Isolate every line in the data with the string "text" and copy it.
=-=-=
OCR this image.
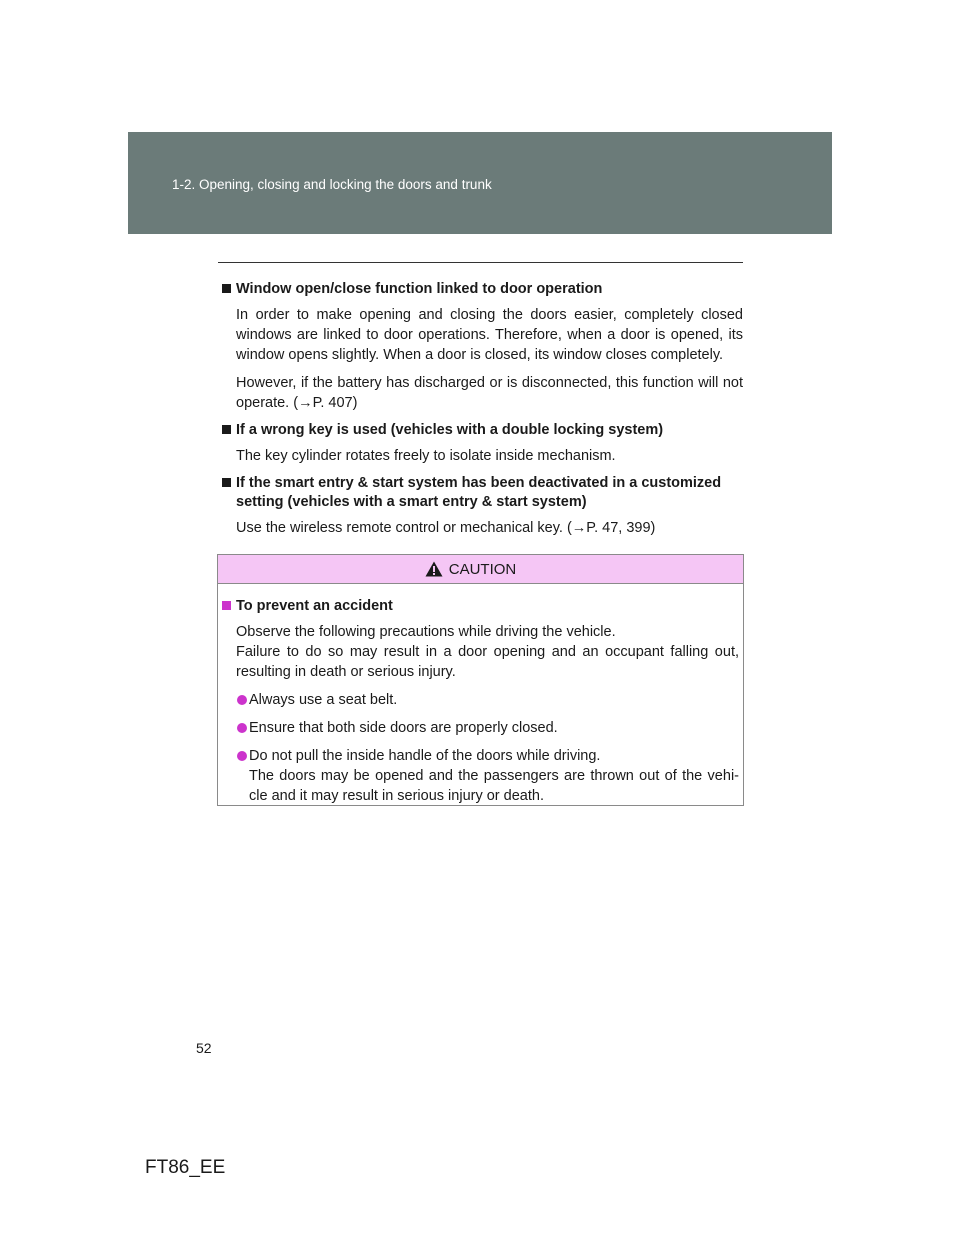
1-2. Opening, closing and locking the doors and trunk
Window open/close function linked to door operation

In order to make opening and closing the doors easier, completely closed windows are linked to door operations. Therefore, when a door is opened, its window opens slightly. When a door is closed, its window closes completely.

However, if the battery has discharged or is disconnected, this function will not operate. (→P. 407)

If a wrong key is used (vehicles with a double locking system)

The key cylinder rotates freely to isolate inside mechanism.

If the smart entry & start system has been deactivated in a customized setting (vehicles with a smart entry & start system)

Use the wireless remote control or mechanical key. (→P. 47, 399)

CAUTION
To prevent an accident
Observe the following precautions while driving the vehicle.
Failure to do so may result in a door opening and an occupant falling out, resulting in death or serious injury.
Always use a seat belt.
Ensure that both side doors are properly closed.
Do not pull the inside handle of the doors while driving.
The doors may be opened and the passengers are thrown out of the vehi-cle and it may result in serious injury or death.
52
FT86_EE
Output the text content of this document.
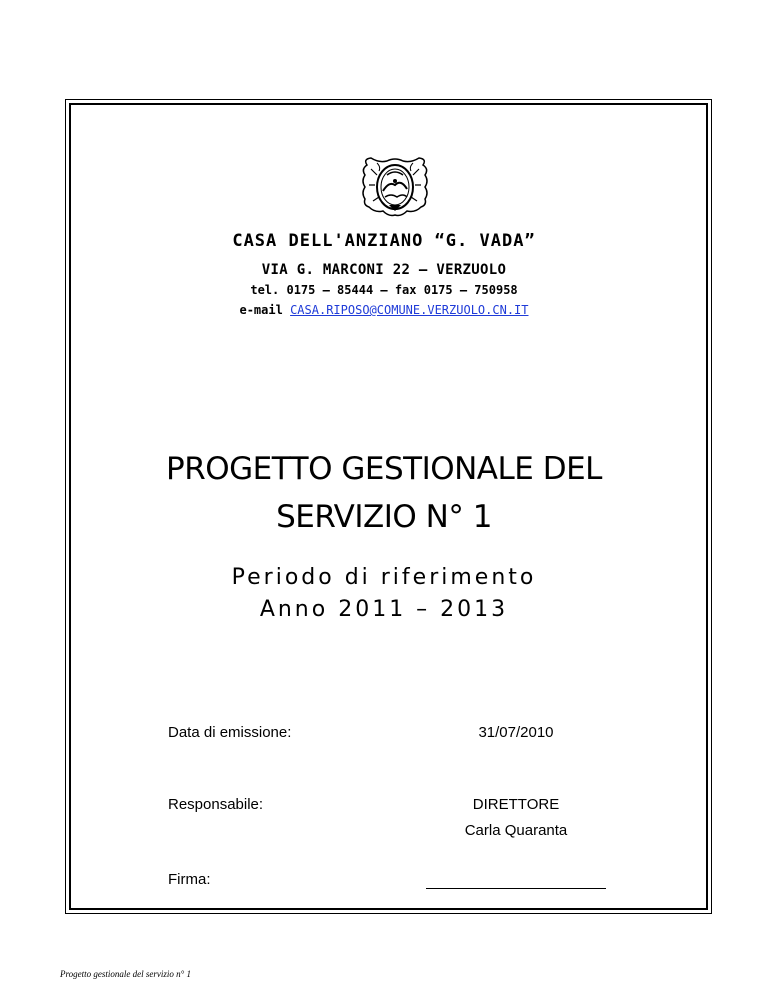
CASA DELL'ANZIANO “G. VADA”
VIA G. MARCONI 22 – VERZUOLO
tel. 0175 – 85444 – fax 0175 – 750958
e-mail CASA.RIPOSO@COMUNE.VERZUOLO.CN.IT
PROGETTO GESTIONALE DEL
SERVIZIO N° 1
Periodo di riferimento
Anno 2011 – 2013
Data di emissione:	31/07/2010
Responsabile:	DIRETTORE
Carla Quaranta
Firma:
Progetto gestionale del servizio n° 1
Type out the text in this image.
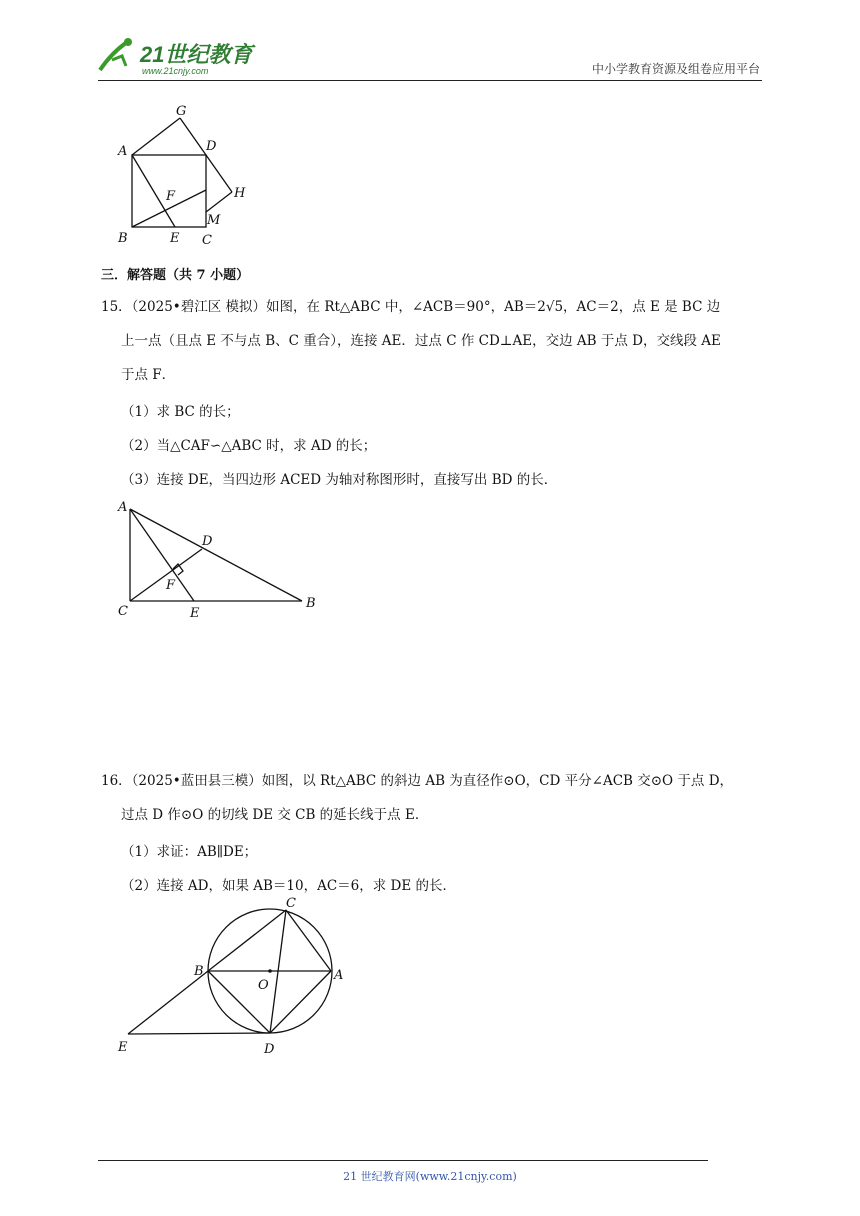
21世纪教育
www.21cnjy.com	中小学教育资源及组卷应用平台
G
A	D
H
F
M
B	E C
三．解答题（共 7 小题）
15．（2025•碧江区 模拟）如图，在 Rt△ABC 中，∠ACB＝90°，AB＝2√5，AC＝2，点 E 是 BC 边
上一点（且点 E 不与点 B、C 重合），连接 AE．过点 C 作 CD⊥AE，交边 AB 于点 D，交线段 AE
于点 F．
（1）求 BC 的长；
（2）当△CAF∽△ABC 时，求 AD 的长；
（3）连接 DE，当四边形 ACED 为轴对称图形时，直接写出 BD 的长．
A
D
F
C	E
B
16．（2025•蓝田县三模）如图，以 Rt△ABC 的斜边 AB 为直径作⊙O，CD 平分∠ACB 交⊙O 于点 D，
过点 D 作⊙O 的切线 DE 交 CB 的延长线于点 E．
（1）求证：AB∥DE；
（2）连接 AD，如果 AB＝10，AC＝6，求 DE 的长．
C
B	A
O
E	D
21 世纪教育网(www.21cnjy.com)
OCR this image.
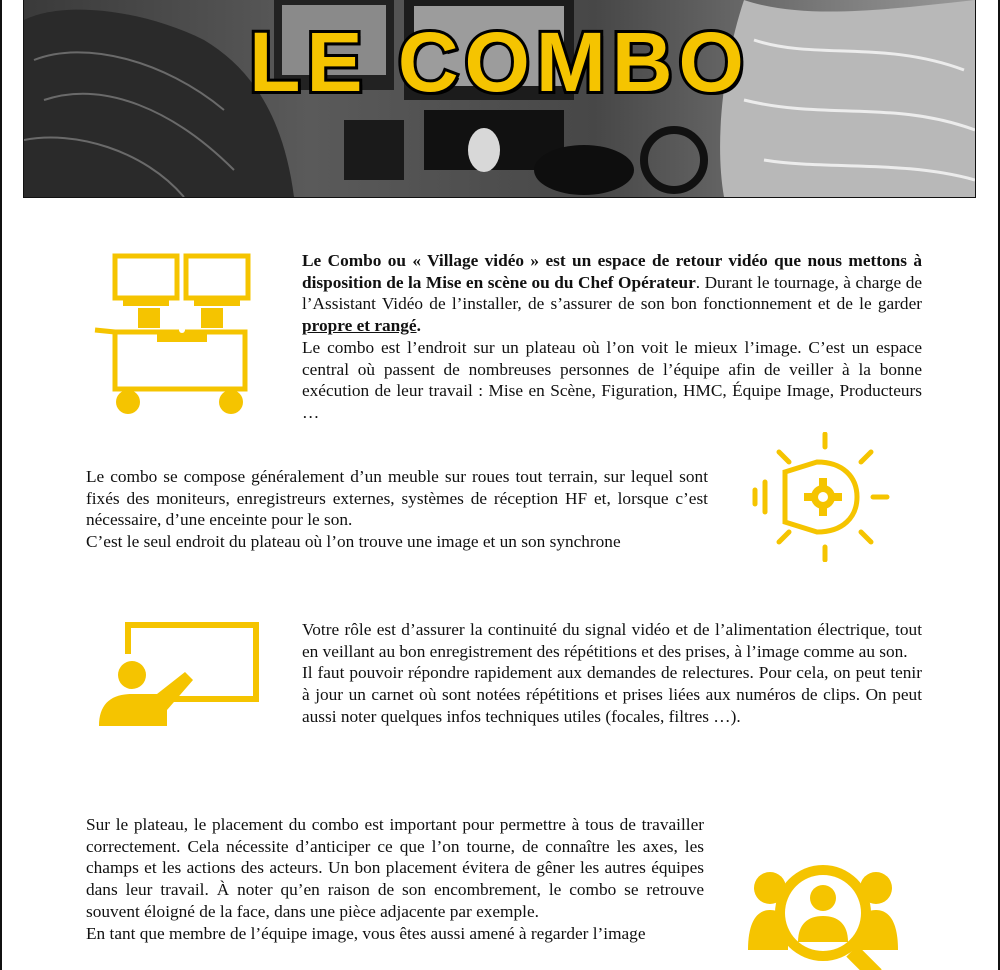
LE COMBO

Le Combo ou « Village vidéo » est un espace de retour vidéo que nous mettons à disposition de la Mise en scène ou du Chef Opérateur. Durant le tournage, à charge de l’Assistant Vidéo de l’installer, de s’assurer de son bon fonctionnement et de le garder propre et rangé.

Le combo est l’endroit sur un plateau où l’on voit le mieux l’image. C’est un espace central où passent de nombreuses personnes de l’équipe afin de veiller à la bonne exécution de leur travail : Mise en Scène, Figuration, HMC, Équipe Image, Producteurs …

Le combo se compose généralement d’un meuble sur roues tout terrain, sur lequel sont fixés des moniteurs, enregistreurs externes, systèmes de réception HF et, lorsque c’est nécessaire, d’une enceinte pour le son.

C’est le seul endroit du plateau où l’on trouve une image et un son synchrone

Votre rôle est d’assurer la continuité du signal vidéo et de l’alimentation électrique, tout en veillant au bon enregistrement des répétitions et des prises, à l’image comme au son.

Il faut pouvoir répondre rapidement aux demandes de relectures. Pour cela, on peut tenir à jour un carnet où sont notées répétitions et prises liées aux numéros de clips. On peut aussi noter quelques infos techniques utiles (focales, filtres …).

Sur le plateau, le placement du combo est important pour permettre à tous de travailler correctement. Cela nécessite d’anticiper ce que l’on tourne, de connaître les axes, les champs et les actions des acteurs. Un bon placement évitera de gêner les autres équipes dans leur travail. À noter qu’en raison de son encombrement, le combo se retrouve souvent éloigné de la face, dans une pièce adjacente par exemple.

En tant que membre de l’équipe image, vous êtes aussi amené à regarder l’image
=-=-=
* [Solution to the exercise]
Output the text content of this document.
Type out the text in this image.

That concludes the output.